* TASK OBJECTIVE: How many lines in the entries below contain "Short"? Answer with the number only.

_____

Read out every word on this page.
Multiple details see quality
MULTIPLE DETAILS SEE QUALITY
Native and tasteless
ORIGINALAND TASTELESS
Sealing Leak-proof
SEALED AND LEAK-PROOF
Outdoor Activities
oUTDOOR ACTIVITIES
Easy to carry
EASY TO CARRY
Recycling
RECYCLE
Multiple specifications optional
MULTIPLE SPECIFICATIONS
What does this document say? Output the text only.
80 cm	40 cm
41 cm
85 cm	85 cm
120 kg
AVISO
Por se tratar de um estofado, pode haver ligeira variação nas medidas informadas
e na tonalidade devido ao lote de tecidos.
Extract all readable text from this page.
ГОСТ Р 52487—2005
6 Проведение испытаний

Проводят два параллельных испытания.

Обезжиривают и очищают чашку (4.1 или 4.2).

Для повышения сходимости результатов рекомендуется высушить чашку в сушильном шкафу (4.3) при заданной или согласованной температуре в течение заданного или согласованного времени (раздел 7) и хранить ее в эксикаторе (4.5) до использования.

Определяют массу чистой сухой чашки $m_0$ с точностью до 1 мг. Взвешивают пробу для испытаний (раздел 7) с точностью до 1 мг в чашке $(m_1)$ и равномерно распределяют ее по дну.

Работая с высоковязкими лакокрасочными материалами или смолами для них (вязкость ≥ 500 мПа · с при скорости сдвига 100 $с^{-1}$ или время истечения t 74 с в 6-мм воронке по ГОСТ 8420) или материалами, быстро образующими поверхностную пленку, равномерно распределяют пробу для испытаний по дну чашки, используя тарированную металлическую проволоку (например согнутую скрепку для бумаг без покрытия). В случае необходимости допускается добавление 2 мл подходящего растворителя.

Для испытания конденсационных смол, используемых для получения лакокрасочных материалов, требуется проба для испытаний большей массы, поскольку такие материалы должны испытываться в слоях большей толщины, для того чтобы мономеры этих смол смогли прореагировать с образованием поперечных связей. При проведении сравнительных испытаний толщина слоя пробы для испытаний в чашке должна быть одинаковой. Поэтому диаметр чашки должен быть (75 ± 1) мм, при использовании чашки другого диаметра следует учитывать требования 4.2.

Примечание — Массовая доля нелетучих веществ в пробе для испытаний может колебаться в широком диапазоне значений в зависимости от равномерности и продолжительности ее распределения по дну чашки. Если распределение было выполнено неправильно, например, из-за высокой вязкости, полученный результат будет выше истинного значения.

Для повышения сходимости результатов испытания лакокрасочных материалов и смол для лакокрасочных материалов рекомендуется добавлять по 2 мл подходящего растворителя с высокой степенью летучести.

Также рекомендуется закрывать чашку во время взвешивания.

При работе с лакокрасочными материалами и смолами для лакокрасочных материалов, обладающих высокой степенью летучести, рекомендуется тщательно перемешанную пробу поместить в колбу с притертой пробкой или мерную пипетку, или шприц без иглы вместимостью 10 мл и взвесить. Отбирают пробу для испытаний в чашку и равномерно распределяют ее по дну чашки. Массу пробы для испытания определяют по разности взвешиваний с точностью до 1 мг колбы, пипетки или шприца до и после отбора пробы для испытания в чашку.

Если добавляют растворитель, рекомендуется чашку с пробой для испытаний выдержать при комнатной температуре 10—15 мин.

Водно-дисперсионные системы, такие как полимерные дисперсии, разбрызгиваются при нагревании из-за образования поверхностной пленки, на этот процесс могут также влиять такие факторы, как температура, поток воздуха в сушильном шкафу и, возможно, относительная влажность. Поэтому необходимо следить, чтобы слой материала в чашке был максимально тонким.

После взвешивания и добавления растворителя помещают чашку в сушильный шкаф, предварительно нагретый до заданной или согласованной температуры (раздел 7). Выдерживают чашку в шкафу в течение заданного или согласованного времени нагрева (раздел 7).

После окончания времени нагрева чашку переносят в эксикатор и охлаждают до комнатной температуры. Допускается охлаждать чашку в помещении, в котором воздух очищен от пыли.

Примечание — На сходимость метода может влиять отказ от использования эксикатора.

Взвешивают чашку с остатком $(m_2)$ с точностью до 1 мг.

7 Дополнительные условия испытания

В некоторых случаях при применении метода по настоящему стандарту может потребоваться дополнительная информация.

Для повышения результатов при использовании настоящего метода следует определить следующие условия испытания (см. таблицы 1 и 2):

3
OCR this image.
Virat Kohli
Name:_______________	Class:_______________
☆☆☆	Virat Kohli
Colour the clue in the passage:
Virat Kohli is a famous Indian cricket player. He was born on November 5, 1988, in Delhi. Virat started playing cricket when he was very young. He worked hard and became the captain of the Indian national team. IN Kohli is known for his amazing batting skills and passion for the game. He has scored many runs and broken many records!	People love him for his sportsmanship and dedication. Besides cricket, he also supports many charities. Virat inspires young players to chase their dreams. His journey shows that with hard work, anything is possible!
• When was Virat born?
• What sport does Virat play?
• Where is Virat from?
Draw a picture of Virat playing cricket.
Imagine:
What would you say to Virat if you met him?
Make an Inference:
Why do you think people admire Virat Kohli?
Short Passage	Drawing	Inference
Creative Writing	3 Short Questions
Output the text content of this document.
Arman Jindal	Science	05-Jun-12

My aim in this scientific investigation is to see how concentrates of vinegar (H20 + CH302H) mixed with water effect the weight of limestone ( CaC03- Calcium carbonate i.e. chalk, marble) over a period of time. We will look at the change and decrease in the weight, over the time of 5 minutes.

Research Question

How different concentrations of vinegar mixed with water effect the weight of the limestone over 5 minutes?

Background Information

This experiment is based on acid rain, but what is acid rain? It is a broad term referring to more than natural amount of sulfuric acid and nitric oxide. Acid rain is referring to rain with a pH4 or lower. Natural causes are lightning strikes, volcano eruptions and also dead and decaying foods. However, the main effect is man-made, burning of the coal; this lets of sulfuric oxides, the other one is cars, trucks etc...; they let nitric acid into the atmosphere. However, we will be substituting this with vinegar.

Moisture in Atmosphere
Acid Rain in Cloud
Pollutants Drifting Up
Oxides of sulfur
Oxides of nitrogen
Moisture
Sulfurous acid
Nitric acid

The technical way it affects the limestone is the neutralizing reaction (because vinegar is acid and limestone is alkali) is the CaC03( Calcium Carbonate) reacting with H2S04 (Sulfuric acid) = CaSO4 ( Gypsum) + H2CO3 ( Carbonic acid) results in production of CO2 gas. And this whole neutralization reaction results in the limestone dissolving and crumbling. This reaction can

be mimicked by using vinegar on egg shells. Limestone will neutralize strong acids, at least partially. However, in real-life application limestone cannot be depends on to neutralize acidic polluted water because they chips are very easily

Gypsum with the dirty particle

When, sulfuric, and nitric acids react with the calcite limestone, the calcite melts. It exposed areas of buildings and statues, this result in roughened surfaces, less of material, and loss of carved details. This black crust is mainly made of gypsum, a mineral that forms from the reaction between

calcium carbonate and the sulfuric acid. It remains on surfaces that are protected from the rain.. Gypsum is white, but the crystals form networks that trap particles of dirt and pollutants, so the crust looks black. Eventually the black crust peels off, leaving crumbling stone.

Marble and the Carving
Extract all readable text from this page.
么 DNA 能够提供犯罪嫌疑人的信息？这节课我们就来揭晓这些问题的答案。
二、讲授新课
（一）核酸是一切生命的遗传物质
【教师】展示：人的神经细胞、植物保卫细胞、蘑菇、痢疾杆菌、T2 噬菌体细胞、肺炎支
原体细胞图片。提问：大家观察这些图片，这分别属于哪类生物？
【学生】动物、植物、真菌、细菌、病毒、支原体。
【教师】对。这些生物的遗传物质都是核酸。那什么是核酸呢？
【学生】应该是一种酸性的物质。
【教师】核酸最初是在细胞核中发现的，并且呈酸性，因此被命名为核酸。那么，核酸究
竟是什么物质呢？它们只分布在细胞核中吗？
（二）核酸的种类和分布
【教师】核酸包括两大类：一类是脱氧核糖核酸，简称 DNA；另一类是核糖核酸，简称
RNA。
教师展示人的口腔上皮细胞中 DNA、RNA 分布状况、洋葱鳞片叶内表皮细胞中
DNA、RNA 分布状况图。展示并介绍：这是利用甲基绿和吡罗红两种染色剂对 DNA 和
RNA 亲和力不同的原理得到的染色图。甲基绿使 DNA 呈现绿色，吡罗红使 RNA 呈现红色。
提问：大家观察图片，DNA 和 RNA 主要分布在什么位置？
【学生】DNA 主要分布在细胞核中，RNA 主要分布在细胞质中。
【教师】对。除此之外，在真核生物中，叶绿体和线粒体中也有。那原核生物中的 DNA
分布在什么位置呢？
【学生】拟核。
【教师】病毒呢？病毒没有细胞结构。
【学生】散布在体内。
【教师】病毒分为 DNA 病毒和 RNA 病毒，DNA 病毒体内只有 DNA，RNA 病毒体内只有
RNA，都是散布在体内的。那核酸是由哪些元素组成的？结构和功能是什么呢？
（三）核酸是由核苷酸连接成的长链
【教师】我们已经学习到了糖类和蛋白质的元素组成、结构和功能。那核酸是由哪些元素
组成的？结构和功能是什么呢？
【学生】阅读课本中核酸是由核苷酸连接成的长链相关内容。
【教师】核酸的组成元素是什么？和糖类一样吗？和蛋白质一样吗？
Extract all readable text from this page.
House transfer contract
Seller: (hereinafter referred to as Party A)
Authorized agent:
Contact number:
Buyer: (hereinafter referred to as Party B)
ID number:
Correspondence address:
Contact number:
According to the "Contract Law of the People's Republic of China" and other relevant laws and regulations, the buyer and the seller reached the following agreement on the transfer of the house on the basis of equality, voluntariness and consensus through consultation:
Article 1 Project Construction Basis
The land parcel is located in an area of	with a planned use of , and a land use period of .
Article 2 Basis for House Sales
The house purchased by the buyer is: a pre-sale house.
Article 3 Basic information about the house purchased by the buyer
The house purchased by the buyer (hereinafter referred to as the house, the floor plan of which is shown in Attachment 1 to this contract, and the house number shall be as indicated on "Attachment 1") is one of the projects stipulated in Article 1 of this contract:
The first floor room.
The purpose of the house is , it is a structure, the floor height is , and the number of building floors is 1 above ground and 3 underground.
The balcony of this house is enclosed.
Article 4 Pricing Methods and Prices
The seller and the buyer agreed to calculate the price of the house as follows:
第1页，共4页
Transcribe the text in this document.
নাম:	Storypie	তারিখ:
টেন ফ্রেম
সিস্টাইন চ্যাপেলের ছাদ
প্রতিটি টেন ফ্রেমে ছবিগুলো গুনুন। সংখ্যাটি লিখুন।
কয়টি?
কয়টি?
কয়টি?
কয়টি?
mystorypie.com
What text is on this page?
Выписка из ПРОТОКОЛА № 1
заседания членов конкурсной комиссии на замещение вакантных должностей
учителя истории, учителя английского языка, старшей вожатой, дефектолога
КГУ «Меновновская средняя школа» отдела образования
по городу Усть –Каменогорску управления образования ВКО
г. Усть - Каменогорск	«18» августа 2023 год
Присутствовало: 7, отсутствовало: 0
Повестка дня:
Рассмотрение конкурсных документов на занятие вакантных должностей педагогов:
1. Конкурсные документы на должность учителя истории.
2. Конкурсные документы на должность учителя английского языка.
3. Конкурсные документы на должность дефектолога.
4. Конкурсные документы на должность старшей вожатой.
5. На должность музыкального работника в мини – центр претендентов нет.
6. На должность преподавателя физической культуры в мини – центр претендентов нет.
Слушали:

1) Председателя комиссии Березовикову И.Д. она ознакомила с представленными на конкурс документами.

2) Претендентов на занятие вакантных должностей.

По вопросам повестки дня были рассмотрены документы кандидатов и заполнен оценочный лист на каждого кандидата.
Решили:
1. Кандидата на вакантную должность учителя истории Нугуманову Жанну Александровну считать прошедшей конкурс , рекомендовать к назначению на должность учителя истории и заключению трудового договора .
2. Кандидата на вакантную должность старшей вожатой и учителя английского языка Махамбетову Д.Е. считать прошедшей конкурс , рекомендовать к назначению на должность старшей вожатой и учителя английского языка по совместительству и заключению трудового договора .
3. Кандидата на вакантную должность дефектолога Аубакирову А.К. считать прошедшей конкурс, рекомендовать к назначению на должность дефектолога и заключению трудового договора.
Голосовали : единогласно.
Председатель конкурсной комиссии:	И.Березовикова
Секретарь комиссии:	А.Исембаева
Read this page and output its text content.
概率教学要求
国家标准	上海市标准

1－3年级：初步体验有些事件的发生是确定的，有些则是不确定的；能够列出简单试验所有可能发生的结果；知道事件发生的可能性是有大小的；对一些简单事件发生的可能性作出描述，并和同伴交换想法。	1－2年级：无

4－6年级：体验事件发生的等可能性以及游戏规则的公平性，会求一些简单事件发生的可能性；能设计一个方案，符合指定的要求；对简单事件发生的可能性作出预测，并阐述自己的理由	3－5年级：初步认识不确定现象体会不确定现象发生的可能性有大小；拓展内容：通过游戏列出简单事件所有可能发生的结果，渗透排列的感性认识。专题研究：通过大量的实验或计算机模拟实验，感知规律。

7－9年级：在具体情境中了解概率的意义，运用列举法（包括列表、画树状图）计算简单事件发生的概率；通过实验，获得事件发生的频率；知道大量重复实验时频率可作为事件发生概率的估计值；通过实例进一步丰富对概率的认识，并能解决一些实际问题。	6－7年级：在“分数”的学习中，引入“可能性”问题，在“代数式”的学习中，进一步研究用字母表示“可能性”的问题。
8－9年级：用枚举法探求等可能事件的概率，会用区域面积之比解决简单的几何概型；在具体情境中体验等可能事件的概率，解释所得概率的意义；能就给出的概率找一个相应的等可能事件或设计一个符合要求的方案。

_____

* THE REPLY: 2